DIRECTIONS |
Reproduce word for word the part of the species generator code below that opens with the words containing "# How many species" and closes with "df.at[i, 'article_amt'] = len(row.articles.values())".

QUOTED TEXT |
BEGIN

# Random Species Generator

In [1]:
import pandas as pd
import geopandas as gpd
import json
from ast import literal_eval
from collections import Counter
import numpy as np
import matplotlib.pyplot as plt
import random
#pip install geopandas
#pip install spacy
#python -m spacy download en_core_web_sm

In [None]:
# read in the dataset 
df = pd.read_json('animal_news_database.json', lines = True)

# Read in the datasets defining our subset data
undoc = pd.read_csv("undoc_species.csv", sep = ";")
charismatic = pd.read_csv("charismatic_20.csv", sep = ";")
edge = pd.read_csv("non_charismatic_20.csv", sep = ";")



# Clean up datasets
charismatic = charismatic.rename(columns = {'Scientifc Name' : 'scientific_name'})
charismatic = charismatic[['scientific_name', 'Ecosystem']]
edge = edge.rename(columns = {'Scientifc Name' : 'scientific_name'})
edge = edge[['scientific_name', 'Ecosystem', 'Conservation Attention']]

# Drop Twitter handles as they are not species names
df = df[df.scientific_name.str.contains('@') == False]
df.reset_index(drop = True, inplace = True)
# How many species listed total in this dataset
#df['scientific_name'].nunique()

In [None]:
# Add new column for storing the values article amount found under each species type 
for i, row in df.iterrows():
    df.at[i, 'article_amt'] = len(row.articles.values())
    
# Read in the CITES data to join with the top 10 (or 20) most reported on species 
cites1 = pd.read_csv("cites1.csv", delimiter = ';')

# Keep only most relevant columns
cites1 = cites1[['Kingdom', 'Class', 'Order', 'Family', 'Genus', 'Species', 'Scientific Name', 'Listing', 'NativeDistributionFullNames', 'Extinct_Distribution']]
cites1 = cites1.rename(columns = {'Scientific Name' : 'scientific_name'})

# Do the same for the entire dataframe
df = df.merge(cites1, on = 'scientific_name', how = 'inner')

# Merge similarly with the data subsets
rizz = df.merge(charismatic, on = 'scientific_name', how = 'inner')
dg = df.merge(edge, on = 'scientific_name', how = 'inner')

# Group dataframe by the scientific name that remains consistent for all rows 
grouped = rizz.groupby('scientific_name')# 'Class', 'iucn_status'])
# Calculate the totals of the group species
article_totals_rz = grouped.article_amt.sum().round()

# Group dataframe by the scientific name that remains consistent for all rows 
grouped = dg.groupby('scientific_name')# 'Class', 'iucn_status'])
# Calculate the totals of the group species
article_totals_dg = grouped.article_amt.sum().round()

END

MATERIAL PROVIDED |
BEGIN

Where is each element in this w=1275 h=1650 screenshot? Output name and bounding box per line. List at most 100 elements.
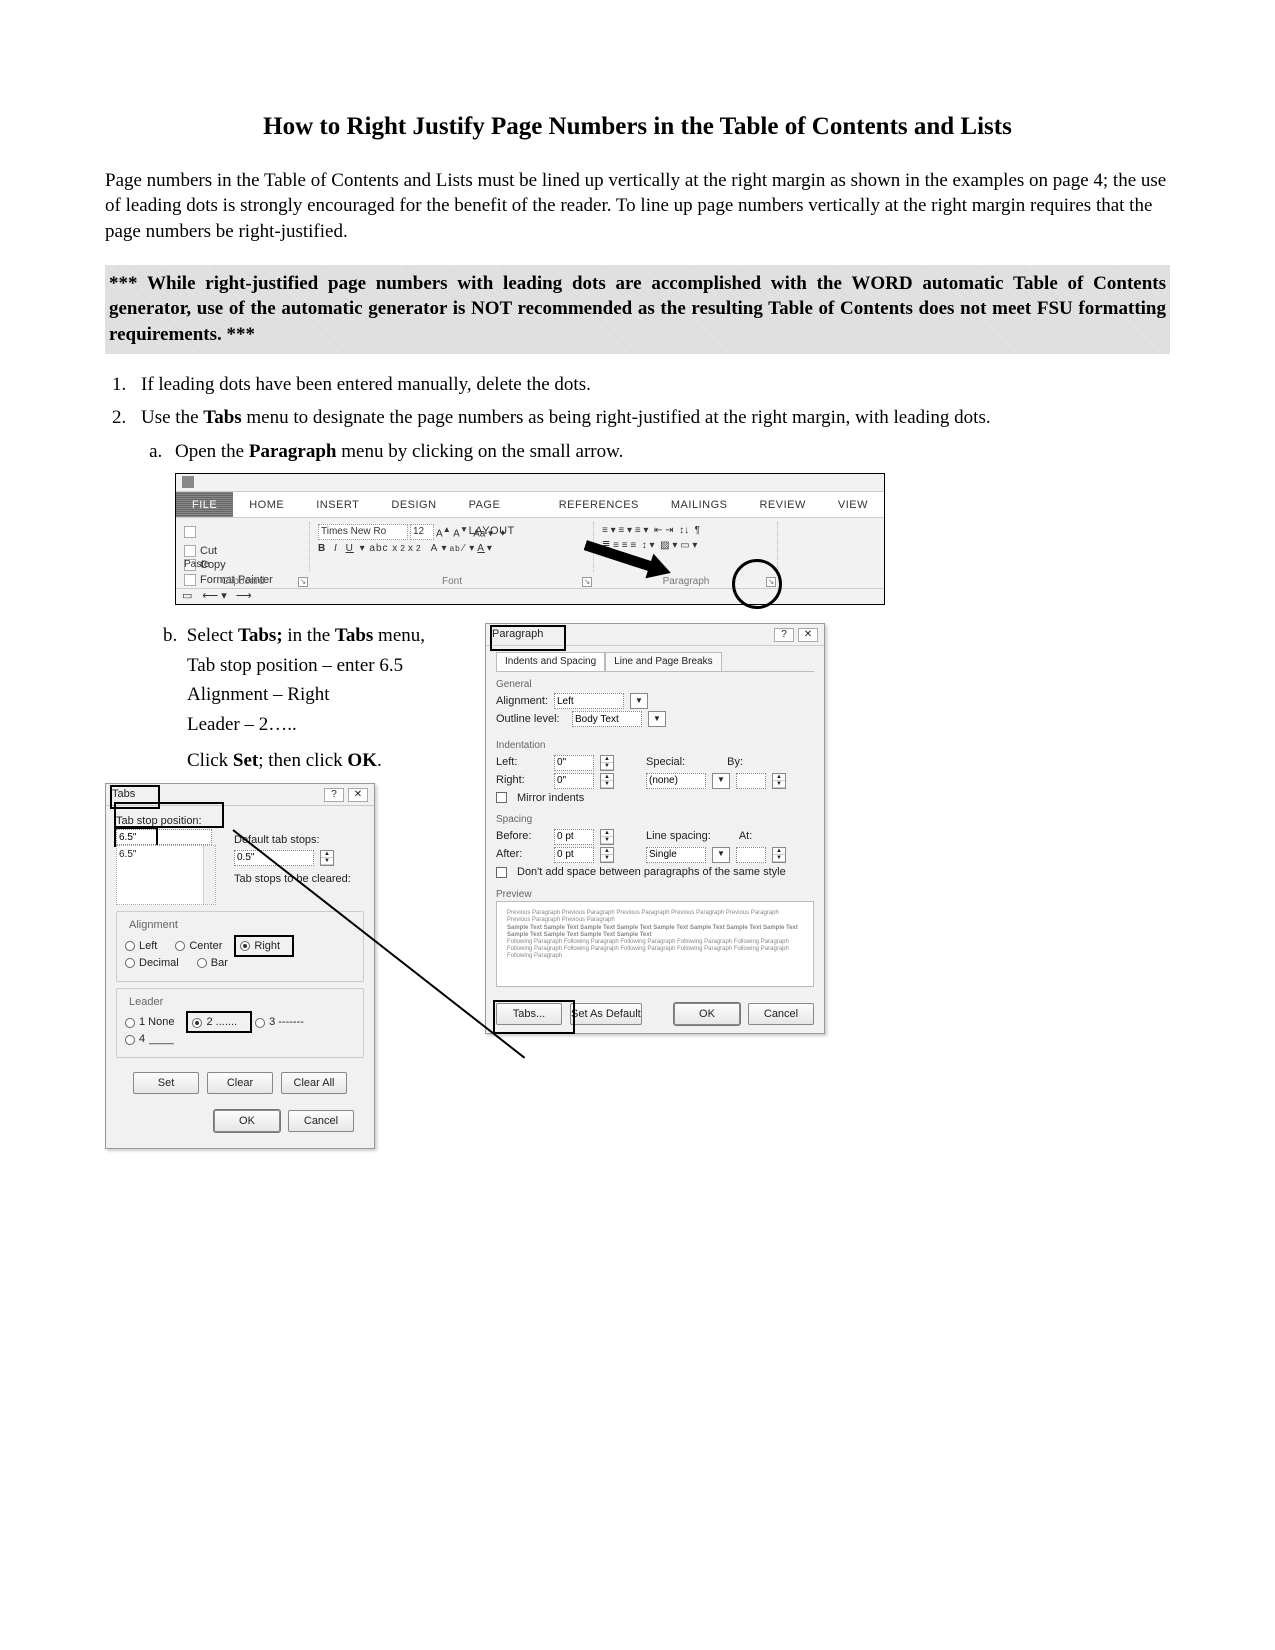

END

THE OUTPUT |
# How many species listed total in this dataset
#df['scientific_name'].nunique()

In [None]:
# Add new column for storing the values article amount found under each species type 
for i, row in df.iterrows():
    df.at[i, 'article_amt'] = len(row.articles.values())